Using the data below, gather each line that includes the word "Research".

■ ■ ■ ■

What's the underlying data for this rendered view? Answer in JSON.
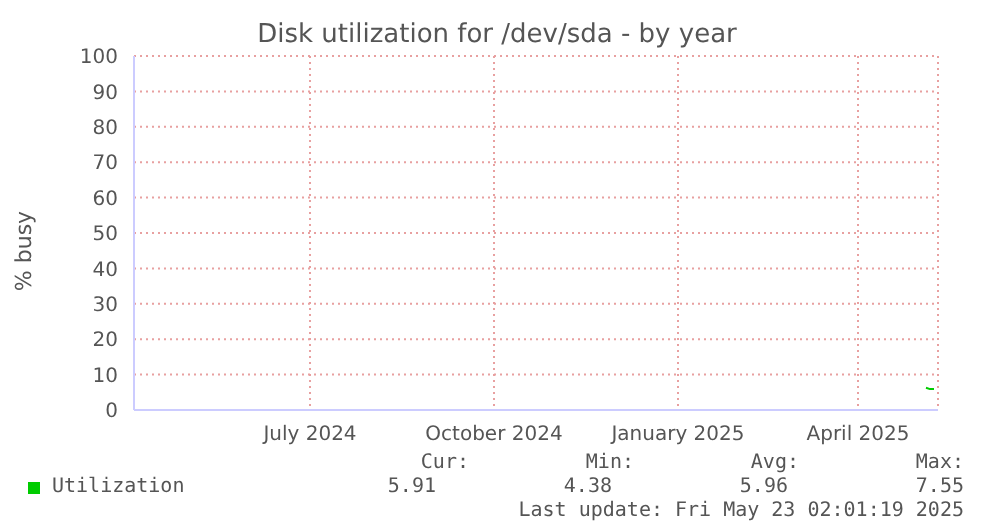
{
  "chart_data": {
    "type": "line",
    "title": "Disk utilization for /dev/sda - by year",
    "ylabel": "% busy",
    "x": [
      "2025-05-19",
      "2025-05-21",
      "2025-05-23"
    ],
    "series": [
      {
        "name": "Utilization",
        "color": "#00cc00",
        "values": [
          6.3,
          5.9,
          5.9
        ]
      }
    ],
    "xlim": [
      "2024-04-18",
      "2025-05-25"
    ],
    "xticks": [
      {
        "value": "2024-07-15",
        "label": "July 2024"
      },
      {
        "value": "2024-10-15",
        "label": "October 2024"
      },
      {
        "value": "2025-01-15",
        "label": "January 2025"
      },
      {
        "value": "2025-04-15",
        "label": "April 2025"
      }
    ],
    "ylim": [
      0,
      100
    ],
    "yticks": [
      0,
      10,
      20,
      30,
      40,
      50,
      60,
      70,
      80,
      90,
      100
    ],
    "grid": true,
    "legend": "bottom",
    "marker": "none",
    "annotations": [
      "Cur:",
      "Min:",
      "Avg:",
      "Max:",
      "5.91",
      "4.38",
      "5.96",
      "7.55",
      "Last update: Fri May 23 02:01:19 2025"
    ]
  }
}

■ ■ ■ ■

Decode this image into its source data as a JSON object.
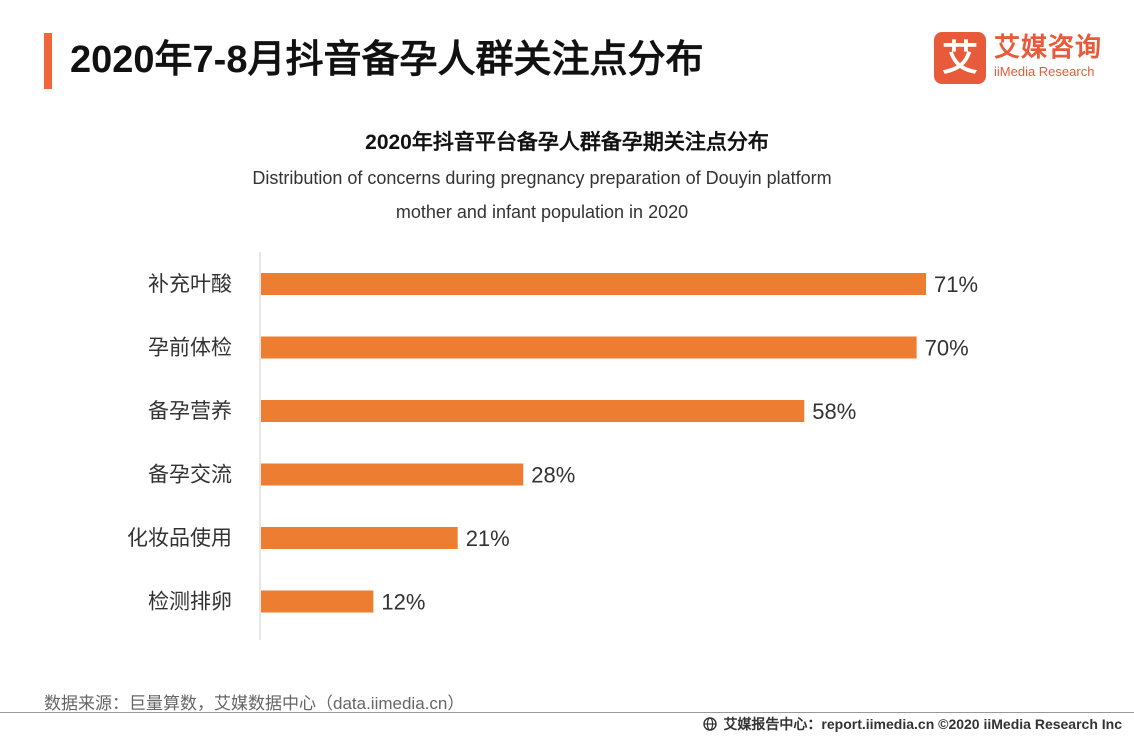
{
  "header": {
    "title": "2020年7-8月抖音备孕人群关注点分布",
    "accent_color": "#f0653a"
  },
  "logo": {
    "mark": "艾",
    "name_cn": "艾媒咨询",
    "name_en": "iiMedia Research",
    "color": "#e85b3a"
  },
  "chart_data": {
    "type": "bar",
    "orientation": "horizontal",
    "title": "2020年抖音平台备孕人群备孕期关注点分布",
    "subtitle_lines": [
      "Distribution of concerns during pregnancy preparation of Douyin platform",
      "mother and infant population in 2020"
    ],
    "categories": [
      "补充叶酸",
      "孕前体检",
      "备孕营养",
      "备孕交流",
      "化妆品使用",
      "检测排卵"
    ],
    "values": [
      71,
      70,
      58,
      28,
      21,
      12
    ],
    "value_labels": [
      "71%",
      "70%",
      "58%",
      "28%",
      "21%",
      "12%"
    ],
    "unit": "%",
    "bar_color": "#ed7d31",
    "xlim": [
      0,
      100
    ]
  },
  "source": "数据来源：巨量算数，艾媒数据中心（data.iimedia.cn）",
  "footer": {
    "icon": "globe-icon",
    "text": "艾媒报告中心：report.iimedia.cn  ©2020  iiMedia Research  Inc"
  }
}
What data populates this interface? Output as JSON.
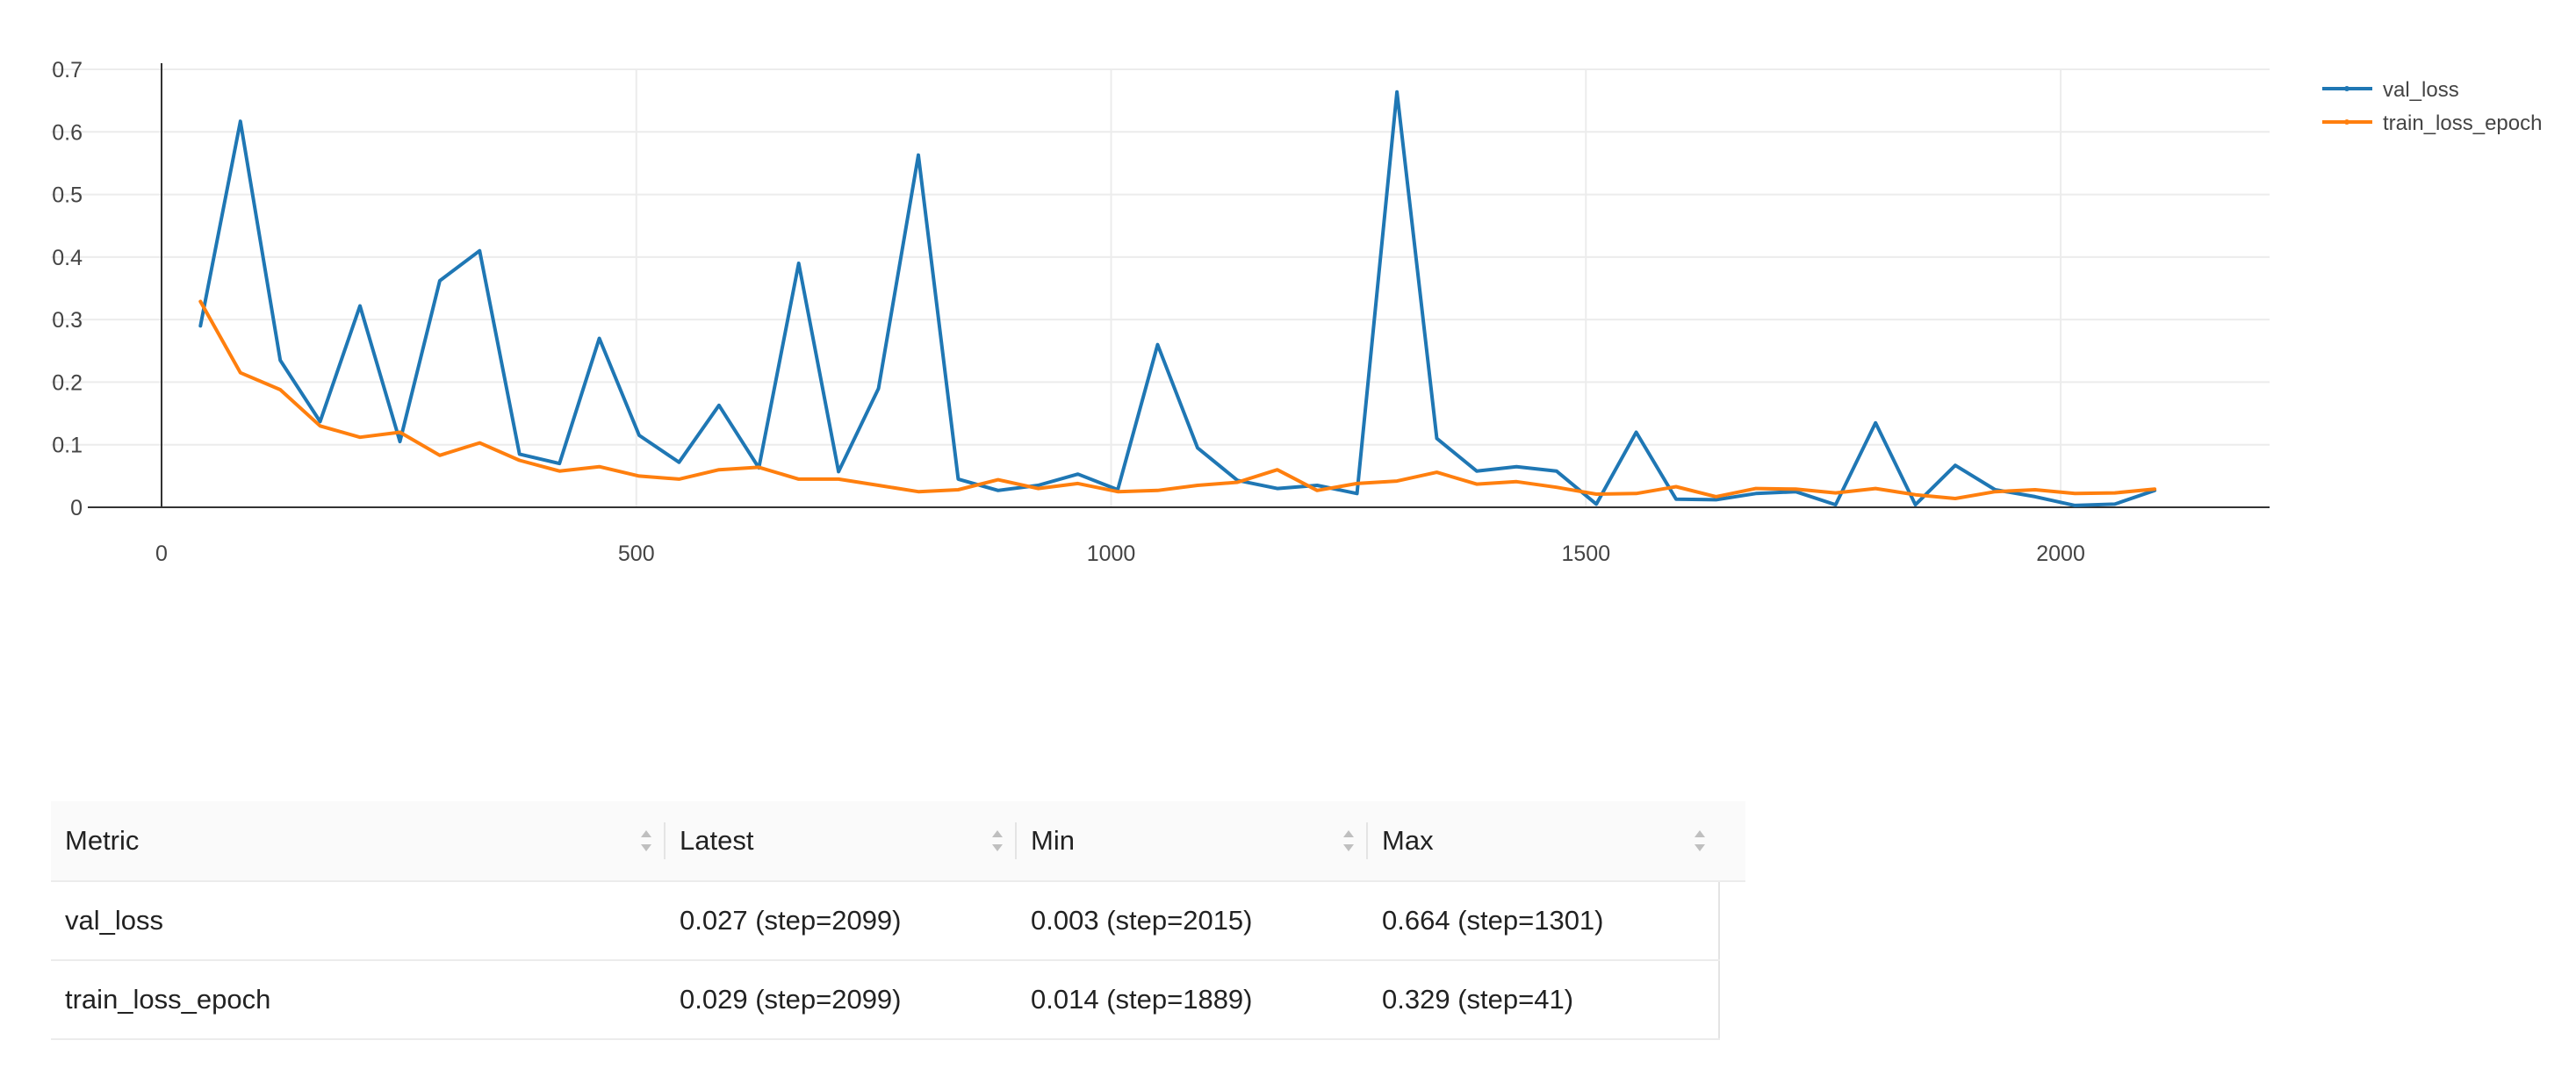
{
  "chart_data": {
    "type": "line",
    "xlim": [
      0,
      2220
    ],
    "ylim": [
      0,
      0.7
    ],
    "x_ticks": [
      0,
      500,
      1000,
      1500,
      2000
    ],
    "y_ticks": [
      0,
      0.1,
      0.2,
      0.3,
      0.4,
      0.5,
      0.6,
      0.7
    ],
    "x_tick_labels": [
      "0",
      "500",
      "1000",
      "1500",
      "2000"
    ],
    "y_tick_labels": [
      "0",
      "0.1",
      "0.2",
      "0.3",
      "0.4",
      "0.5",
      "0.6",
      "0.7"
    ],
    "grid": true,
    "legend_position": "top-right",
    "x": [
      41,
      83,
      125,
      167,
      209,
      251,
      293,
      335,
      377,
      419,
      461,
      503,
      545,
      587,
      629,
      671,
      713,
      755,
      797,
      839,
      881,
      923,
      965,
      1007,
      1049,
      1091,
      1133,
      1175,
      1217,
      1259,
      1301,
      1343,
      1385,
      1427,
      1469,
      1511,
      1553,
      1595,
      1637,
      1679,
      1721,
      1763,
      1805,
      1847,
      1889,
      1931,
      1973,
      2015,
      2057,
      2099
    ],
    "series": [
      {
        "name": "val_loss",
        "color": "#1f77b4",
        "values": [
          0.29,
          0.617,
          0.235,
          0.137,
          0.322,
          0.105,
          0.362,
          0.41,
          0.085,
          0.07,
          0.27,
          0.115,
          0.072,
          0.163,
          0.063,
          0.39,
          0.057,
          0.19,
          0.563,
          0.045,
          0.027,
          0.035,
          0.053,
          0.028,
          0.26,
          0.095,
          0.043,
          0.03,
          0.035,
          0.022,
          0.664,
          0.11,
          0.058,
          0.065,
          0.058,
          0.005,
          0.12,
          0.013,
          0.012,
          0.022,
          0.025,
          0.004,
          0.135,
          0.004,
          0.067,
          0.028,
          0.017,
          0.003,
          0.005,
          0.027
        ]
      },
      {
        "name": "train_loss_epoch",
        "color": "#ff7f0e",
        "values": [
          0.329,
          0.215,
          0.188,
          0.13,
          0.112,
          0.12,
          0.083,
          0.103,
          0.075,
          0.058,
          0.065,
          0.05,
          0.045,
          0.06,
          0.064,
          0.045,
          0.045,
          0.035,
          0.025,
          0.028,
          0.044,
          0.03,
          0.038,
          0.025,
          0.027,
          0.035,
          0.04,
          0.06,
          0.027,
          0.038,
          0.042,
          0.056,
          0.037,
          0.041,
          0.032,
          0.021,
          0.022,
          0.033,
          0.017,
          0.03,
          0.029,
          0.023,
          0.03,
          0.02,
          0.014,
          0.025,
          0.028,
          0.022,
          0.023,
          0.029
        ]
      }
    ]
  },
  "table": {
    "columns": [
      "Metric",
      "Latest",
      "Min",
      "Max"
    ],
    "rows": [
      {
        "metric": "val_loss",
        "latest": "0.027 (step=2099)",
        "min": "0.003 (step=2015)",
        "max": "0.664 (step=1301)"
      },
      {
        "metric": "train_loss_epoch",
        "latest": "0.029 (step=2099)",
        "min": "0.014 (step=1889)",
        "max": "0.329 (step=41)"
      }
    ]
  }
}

■ ■ ■ ■

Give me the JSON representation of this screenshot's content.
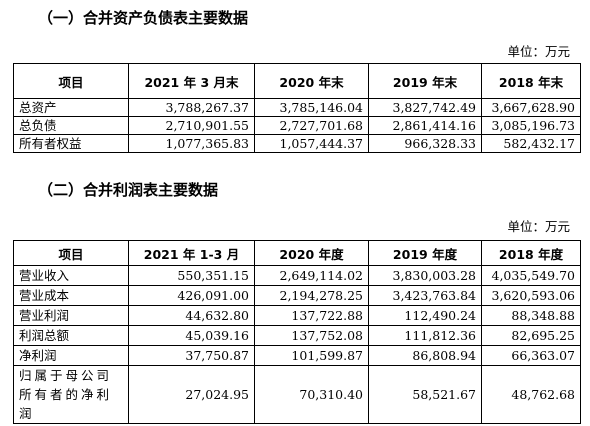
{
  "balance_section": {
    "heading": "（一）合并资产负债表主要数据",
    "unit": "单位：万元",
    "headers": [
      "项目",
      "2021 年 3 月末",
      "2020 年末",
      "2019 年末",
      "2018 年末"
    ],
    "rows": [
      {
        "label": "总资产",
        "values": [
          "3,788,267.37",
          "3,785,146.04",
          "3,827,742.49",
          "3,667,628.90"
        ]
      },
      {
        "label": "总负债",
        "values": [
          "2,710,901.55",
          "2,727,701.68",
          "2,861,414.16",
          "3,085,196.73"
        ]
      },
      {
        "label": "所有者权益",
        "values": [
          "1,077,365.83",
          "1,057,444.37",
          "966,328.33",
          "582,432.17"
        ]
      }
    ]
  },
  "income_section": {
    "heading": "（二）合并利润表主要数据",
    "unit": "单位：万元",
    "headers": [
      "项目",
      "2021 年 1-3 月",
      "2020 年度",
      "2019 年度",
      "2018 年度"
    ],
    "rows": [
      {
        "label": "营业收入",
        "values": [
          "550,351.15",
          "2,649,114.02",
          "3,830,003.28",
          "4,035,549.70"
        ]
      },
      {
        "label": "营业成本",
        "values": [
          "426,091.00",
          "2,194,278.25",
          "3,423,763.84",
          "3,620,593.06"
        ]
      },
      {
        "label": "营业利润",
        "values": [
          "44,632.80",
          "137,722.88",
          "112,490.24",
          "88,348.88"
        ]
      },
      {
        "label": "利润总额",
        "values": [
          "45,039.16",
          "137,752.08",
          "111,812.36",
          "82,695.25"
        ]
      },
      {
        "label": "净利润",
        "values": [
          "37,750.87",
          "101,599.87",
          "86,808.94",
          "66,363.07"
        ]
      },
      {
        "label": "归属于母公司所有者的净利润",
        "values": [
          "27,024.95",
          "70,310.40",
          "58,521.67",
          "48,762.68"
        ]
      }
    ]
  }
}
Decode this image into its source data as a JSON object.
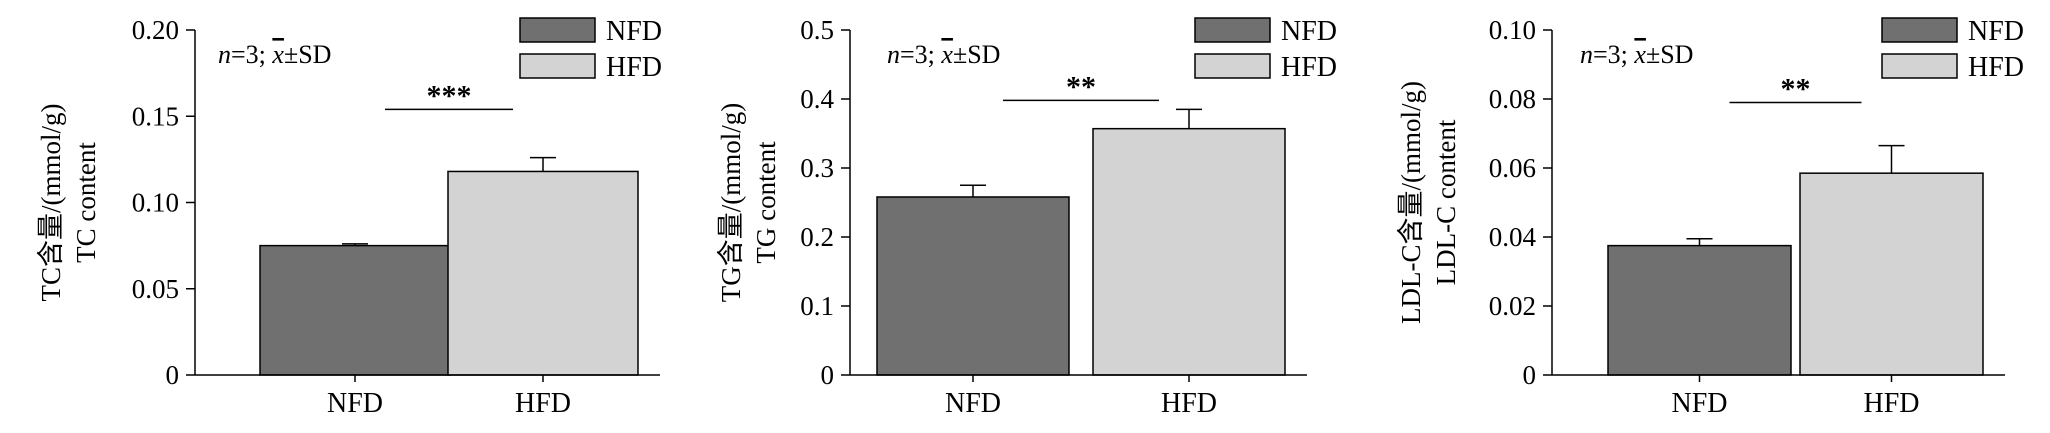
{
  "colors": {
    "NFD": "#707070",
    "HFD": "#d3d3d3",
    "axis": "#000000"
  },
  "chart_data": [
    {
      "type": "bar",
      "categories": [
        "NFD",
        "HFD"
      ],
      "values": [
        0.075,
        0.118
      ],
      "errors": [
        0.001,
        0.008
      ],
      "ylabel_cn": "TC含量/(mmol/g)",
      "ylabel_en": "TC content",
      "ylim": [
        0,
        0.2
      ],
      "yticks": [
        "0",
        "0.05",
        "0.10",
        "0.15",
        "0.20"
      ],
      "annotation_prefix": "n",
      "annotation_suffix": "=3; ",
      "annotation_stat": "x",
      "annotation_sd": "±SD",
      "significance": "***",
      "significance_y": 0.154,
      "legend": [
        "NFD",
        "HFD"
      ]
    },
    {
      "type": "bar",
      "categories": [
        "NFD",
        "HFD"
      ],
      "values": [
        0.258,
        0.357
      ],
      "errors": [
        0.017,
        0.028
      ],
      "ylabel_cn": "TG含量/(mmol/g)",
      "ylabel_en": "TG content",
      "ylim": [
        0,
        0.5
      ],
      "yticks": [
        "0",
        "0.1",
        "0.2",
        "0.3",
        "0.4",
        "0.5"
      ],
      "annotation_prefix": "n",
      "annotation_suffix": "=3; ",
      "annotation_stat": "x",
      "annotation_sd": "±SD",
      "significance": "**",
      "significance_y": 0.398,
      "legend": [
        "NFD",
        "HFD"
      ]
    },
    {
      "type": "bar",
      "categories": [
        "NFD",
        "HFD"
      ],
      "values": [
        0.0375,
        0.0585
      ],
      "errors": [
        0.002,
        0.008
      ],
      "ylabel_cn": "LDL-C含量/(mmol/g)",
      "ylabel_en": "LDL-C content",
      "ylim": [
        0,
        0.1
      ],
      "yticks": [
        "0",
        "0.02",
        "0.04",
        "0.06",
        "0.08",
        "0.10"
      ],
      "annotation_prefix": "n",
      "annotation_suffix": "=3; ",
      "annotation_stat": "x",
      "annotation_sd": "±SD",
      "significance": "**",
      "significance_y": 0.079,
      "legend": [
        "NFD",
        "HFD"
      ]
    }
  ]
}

■ ■ ■ ■

> **THE OUTPUT**
    "name_en": "iiMedia Research",
    "text": "艾媒报告中心：report.iimedia.cn  ©2020  iiMedia Research  Inc"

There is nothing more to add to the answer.